[START Material for the task]
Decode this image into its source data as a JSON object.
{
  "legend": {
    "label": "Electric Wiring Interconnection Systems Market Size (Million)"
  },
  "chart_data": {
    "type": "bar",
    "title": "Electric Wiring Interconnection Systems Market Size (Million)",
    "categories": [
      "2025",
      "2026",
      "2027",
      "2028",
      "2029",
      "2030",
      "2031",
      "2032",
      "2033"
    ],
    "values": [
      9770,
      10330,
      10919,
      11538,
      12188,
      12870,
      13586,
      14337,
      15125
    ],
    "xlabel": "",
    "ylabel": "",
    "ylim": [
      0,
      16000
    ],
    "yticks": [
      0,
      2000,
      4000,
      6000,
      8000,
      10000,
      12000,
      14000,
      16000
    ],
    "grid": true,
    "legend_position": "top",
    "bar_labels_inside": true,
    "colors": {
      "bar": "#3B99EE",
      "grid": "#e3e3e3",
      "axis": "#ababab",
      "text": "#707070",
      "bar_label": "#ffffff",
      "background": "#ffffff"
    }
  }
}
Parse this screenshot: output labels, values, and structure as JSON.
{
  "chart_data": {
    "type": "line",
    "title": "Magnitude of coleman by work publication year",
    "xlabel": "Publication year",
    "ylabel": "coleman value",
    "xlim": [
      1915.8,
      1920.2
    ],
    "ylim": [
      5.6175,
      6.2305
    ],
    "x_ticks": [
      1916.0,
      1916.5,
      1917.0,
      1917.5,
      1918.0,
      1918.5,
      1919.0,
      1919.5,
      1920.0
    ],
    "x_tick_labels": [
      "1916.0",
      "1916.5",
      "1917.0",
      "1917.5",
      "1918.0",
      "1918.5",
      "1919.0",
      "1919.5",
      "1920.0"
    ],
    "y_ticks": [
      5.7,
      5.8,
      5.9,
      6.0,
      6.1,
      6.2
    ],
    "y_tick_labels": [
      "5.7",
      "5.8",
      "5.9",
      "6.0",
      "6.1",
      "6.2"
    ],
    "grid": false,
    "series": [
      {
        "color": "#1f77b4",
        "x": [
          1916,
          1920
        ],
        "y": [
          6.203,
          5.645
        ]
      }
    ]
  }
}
[END Material for the task]
Stated exercise => Repeat every entry word for word.

Exercise result =>
Decode this image into its source data as a JSON object.
{
  "legend": {
    "label": "Electric Wiring Interconnection Systems Market Size (Million)"
  },
  "chart_data": {
    "type": "bar",
    "title": "Electric Wiring Interconnection Systems Market Size (Million)",
    "categories": [
      "2025",
      "2026",
      "2027",
      "2028",
      "2029",
      "2030",
      "2031",
      "2032",
      "2033"
    ],
    "values": [
      9770,
      10330,
      10919,
      11538,
      12188,
      12870,
      13586,
      14337,
      15125
    ],
    "xlabel": "",
    "ylabel": "",
    "ylim": [
      0,
      16000
    ],
    "yticks": [
      0,
      2000,
      4000,
      6000,
      8000,
      10000,
      12000,
      14000,
      16000
    ],
    "grid": true,
    "legend_position": "top",
    "bar_labels_inside": true,
    "colors": {
      "bar": "#3B99EE",
      "grid": "#e3e3e3",
      "axis": "#ababab",
      "text": "#707070",
      "bar_label": "#ffffff",
      "background": "#ffffff"
    }
  }
}
Parse this screenshot: output labels, values, and structure as JSON.
{
  "chart_data": {
    "type": "line",
    "title": "Magnitude of coleman by work publication year",
    "xlabel": "Publication year",
    "ylabel": "coleman value",
    "xlim": [
      1915.8,
      1920.2
    ],
    "ylim": [
      5.6175,
      6.2305
    ],
    "x_ticks": [
      1916.0,
      1916.5,
      1917.0,
      1917.5,
      1918.0,
      1918.5,
      1919.0,
      1919.5,
      1920.0
    ],
    "x_tick_labels": [
      "1916.0",
      "1916.5",
      "1917.0",
      "1917.5",
      "1918.0",
      "1918.5",
      "1919.0",
      "1919.5",
      "1920.0"
    ],
    "y_ticks": [
      5.7,
      5.8,
      5.9,
      6.0,
      6.1,
      6.2
    ],
    "y_tick_labels": [
      "5.7",
      "5.8",
      "5.9",
      "6.0",
      "6.1",
      "6.2"
    ],
    "grid": false,
    "series": [
      {
        "color": "#1f77b4",
        "x": [
          1916,
          1920
        ],
        "y": [
          6.203,
          5.645
        ]
      }
    ]
  }
}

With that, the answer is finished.